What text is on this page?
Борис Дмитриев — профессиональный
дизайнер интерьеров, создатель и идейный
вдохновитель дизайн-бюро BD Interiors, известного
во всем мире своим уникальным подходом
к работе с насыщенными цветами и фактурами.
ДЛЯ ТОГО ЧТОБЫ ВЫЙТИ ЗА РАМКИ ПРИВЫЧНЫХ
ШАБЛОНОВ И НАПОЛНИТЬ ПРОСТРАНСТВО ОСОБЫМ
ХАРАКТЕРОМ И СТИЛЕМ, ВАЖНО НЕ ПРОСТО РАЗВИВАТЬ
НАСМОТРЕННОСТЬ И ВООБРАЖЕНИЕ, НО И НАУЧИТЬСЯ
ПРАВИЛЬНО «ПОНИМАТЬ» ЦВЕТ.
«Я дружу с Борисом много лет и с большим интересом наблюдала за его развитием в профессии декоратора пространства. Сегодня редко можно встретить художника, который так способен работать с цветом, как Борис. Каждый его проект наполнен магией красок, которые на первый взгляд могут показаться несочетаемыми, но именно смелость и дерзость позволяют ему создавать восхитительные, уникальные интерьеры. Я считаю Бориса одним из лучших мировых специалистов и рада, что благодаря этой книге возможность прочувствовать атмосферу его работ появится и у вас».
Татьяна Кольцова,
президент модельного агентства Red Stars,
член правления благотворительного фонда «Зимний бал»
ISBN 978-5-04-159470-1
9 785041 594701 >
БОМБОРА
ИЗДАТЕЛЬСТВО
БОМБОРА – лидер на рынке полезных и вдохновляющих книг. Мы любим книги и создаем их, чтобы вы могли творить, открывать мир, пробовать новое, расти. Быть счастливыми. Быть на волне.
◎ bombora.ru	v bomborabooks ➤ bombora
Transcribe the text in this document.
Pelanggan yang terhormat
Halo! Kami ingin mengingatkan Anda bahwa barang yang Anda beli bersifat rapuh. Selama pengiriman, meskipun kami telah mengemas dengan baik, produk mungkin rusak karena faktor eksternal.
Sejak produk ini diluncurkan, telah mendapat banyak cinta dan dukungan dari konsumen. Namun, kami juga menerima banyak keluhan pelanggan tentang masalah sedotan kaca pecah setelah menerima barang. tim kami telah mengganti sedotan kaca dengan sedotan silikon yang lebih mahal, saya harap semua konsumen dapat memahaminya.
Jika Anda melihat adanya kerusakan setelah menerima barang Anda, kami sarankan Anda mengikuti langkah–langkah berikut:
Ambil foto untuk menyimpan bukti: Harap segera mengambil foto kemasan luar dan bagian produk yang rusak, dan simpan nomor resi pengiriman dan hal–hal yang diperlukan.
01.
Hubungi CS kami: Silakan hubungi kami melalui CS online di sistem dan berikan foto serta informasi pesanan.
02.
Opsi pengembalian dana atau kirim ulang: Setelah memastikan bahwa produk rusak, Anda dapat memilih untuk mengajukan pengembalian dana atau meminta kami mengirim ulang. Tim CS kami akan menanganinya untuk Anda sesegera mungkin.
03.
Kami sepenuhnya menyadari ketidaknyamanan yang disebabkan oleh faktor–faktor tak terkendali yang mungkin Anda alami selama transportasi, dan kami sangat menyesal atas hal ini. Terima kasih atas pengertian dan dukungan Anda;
----------
* Exercise prompt: Look through the data above. Find each line with the string "pengiriman" and copy it.

* Worked solution:
Halo! Kami ingin mengingatkan Anda bahwa barang yang Anda beli bersifat rapuh. Selama pengiriman, meskipun kami telah mengemas dengan baik, produk mungkin rusak karena faktor eksternal.
Ambil foto untuk menyimpan bukti: Harap segera mengambil foto kemasan luar dan bagian produk yang rusak, dan simpan nomor resi pengiriman dan hal–hal yang diperlukan.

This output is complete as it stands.